The fact is both the Serbs and the Albanians are nasty pieces of work, just as both the Russians and the Georgians are nasty pieces of work. Of course, this also supports an anti-interventionist position for the Americans, who should know better than to get involved in such brawls. Mr. Raimondo is in the end right, but for the wrong reasons.
I really liked Colin Powell and said several times that I would vote for him if he ran for president, but when my husband and I saw the UN speech that evening we looked at each other in shock and said what the heck is he suggesting? I was stunned as I watched the rest of his speech, and we both decided that he had been threatened by someone in power to give that speech (because he was so credible?) and that everyone who heard it would believe it. We realized right away that he was being used as a stooge by this administration, and it was a sad thing to see. Colin, how could you have let them use you in that horrible way? Think of all the lives that could have been saved if only you had told them this is wrong and stick it in your ear. If you don’t come forward with the truth I am sure that millions of us will never look at you the same way again. Please do the right thing for all the dead from our country and all the innocent civilians killed in Iraq.
What is there to say? Except: ultimately the president is responsible for his decisions. People lied and dissembled because he wanted them to.
Why did they do it? Why did they condone error? Because they were human and not independently wealthy their jobs, i.e., their self worth depended on their jobs. Most of us most of the time derive our estimate of our value from our jobs. That sense is our schwerpunkt the thing we must defend. The most concrete way to do it is to hold onto our job because the job pays for everything else cars, good addresses, theater tickets, invitations, etc., etc.
○ ○ ○ ○
Tasks ->
[a] Select every row that contains the string "logo" and copy each one, matching case exactly.
[b] Pick up the reader comments on Colin Powell's UN speech and official responsibility where they stop, and continue them.
○ ○ ○ ○
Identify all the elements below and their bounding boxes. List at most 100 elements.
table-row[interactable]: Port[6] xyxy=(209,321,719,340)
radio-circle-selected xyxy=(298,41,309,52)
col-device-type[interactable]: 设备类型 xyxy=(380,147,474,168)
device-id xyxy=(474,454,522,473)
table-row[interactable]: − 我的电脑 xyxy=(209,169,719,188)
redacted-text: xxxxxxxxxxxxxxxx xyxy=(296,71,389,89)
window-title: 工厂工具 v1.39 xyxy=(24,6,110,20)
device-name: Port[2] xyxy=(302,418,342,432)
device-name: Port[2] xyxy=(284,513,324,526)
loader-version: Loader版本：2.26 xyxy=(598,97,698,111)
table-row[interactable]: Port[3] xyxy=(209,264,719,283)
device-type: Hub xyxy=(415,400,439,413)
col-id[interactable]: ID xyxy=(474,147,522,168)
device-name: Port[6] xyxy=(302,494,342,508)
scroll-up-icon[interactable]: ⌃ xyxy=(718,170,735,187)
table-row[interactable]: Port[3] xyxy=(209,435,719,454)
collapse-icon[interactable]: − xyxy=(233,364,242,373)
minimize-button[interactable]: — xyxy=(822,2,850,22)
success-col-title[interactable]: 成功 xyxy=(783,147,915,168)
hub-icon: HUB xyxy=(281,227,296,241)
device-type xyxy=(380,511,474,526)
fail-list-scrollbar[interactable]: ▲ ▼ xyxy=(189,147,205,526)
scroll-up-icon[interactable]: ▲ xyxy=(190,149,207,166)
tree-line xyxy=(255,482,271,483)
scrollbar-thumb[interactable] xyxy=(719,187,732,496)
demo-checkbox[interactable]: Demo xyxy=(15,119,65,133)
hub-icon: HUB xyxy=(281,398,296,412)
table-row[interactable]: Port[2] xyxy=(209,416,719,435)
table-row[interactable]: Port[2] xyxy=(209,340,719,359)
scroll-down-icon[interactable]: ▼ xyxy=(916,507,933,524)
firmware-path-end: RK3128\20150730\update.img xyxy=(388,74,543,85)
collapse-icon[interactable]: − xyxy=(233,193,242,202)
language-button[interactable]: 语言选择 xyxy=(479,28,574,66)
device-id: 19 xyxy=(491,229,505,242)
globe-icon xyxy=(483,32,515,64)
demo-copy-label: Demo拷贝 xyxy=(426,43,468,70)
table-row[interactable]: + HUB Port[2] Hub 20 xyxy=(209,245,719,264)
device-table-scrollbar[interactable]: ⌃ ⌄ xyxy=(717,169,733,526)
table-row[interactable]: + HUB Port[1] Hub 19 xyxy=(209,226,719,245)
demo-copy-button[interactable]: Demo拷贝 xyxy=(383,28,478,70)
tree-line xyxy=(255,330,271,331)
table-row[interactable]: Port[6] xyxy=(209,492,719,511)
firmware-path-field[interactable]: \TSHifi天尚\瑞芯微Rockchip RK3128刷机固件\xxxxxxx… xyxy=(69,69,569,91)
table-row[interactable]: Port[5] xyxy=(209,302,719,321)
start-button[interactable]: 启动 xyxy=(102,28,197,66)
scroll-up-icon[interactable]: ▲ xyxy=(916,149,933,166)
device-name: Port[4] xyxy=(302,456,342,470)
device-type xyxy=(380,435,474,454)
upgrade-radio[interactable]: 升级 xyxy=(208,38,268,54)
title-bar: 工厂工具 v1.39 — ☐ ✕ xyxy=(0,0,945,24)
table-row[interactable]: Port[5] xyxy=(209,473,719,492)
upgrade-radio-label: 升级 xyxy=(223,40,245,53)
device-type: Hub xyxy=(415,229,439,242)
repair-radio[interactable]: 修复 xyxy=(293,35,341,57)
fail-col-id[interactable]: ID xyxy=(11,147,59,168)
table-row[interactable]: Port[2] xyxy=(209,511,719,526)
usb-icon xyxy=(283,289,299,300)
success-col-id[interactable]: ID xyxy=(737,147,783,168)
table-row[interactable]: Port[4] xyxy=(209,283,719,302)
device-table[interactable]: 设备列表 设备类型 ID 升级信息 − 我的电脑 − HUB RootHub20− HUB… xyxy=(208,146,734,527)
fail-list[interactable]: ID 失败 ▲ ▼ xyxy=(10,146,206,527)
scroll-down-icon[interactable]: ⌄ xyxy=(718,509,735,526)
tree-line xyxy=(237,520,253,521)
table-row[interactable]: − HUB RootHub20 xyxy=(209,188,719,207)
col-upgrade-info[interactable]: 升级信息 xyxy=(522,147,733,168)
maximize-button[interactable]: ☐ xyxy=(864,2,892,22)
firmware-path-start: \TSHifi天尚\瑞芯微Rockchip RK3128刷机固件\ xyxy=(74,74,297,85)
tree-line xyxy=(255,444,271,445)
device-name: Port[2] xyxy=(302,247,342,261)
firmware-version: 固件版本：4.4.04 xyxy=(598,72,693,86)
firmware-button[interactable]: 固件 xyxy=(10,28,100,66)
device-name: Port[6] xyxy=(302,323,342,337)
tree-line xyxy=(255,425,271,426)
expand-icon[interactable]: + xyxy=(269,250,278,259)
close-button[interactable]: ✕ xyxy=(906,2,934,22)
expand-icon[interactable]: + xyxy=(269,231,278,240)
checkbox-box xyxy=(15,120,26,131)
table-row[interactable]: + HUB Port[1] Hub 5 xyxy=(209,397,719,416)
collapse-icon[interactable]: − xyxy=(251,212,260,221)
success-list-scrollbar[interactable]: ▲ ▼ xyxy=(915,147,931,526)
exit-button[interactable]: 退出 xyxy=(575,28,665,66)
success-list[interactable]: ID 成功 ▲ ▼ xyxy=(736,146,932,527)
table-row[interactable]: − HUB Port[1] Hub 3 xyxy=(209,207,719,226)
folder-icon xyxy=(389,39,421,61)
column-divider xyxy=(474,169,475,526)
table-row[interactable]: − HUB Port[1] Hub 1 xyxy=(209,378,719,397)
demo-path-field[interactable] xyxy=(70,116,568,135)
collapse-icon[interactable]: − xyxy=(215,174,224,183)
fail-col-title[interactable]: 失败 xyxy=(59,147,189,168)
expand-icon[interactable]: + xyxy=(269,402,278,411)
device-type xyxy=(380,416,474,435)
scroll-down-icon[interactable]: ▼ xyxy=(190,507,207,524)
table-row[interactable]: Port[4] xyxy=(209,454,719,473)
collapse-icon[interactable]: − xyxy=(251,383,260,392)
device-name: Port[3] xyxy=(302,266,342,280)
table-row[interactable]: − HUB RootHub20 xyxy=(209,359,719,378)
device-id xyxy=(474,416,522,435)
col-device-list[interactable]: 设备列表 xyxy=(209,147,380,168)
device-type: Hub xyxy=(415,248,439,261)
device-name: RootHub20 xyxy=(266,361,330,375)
○ ○ ○ ○
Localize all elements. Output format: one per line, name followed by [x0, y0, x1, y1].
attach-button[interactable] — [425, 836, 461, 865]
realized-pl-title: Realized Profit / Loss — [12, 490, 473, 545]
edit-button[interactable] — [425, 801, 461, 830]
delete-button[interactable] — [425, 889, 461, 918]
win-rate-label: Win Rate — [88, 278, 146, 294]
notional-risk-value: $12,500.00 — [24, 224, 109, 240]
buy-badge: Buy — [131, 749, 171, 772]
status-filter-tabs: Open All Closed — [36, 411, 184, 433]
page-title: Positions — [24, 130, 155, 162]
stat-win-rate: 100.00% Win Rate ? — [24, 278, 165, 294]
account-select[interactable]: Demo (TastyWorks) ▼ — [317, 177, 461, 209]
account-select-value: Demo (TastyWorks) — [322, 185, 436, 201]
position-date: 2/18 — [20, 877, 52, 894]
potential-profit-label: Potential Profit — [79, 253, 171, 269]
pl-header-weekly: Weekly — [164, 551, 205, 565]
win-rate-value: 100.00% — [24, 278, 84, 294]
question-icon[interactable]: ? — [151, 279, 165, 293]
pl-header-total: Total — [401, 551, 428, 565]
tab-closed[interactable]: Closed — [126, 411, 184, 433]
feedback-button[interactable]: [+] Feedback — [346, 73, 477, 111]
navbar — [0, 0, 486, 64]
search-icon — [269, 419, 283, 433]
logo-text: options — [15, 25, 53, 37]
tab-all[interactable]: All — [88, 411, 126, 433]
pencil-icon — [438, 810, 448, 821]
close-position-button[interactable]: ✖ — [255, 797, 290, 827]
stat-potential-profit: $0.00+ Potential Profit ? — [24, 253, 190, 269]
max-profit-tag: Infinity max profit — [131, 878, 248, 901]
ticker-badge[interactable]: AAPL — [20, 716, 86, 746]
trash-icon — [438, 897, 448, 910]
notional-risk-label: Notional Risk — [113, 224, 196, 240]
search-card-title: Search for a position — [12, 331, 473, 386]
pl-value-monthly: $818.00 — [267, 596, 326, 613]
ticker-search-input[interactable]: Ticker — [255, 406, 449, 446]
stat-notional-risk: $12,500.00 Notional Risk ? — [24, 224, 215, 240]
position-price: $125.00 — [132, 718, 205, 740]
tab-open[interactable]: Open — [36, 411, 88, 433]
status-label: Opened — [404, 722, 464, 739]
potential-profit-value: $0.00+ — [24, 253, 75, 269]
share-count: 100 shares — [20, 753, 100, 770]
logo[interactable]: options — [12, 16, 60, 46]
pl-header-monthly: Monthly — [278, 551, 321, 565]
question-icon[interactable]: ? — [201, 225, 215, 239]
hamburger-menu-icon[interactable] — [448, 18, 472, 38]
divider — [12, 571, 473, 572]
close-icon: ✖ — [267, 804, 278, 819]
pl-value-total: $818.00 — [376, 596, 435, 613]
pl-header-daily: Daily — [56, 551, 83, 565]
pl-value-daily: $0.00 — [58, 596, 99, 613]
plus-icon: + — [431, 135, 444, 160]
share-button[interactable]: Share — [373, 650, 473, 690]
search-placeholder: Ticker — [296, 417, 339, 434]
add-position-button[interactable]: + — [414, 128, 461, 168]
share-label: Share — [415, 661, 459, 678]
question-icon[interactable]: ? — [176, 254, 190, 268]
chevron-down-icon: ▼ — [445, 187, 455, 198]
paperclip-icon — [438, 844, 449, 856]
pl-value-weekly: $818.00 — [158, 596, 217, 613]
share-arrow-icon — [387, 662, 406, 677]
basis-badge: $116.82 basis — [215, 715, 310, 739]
○ ○ ○ ○
Results of the exercise ->
[a]
logo-text: options — [15, 25, 53, 37]
logo[interactable]: options — [12, 16, 60, 46]

[b]
What should one feel toward those who succumbed? Anger, pity, sympathy, empathy?
The moving finger has written and having written has moved on. We should also, but trying to end/reduce the ongoing damage of the choices we made.
I guess you can add depressed to my answer about how we should feel.
Nice letter to Powell, but it won’t move him one bit. Remember My Lai? He hasn’t lost any sleep over that incident. Didn’t even learn from it. Why does the public continue to believe that Powell “once” had integrity, if only Bush hadn’t ruined him? More likely, Bush would not have picked him if he thought Powell had an ounce of integrity. Let’s stop giving Powell the benefit of the doubt that we would deny any other member of the Bush cabal. Powell is a liar, a warmonger, and a coward. And I’m also from the Bronx.
“Although Russia is unfortunately moving back to autocracy and Georgia is an imperfect democracy ”
Both Russia and Georgia are members of the Council of Europe, as are all 27 EU member states and other European democracies, for a total of 43 countries. All are parties to the European Convention on Human Rights and all are subject to the compulsory jurisdiction of the European Court of Human Rights, before which any individual can bring an action if he believes that his human rights have been violated.
Thus claiming that Russia is “moving back to autocracy” while Georgia is, however imperfectly, a democracy is absurd. What is true of one Council of Europe member state is true of all of them. If hyper-authoritarian Britain, with its spy cameras on every street corner, for example, is a democracy, so is Russia and so is Georgia! If any one of those is not a democracy, then the others are not also.
It is precisely this sort of pathetic ignorance of reality on the ground that has made Americans the laughingstock of the planet and has got the U.S. into so many of its current messes, Georgia included!
Ivan Eland replies:
Some countries are more authoritarian than others. (I think the Council of Europe is largely a joke, and so is the European Convention on Human Rights. They are somewhat symbolically helpful, but, really, who cares?) Empirically, it has little to do with aggressiveness in their foreign policies. I don’t even understand your point.
There are organizations that measure political and economic freedom empirically, and the U.S. and Britain do score much higher than Georgia and Russia. But my only reason for bringing up the degree of democracy or freedom in a country was to say that it doesn’t matter with regard to foreign policy or the crisis in Georgia. So what does this have to do with my larger theme? You are nitpicking.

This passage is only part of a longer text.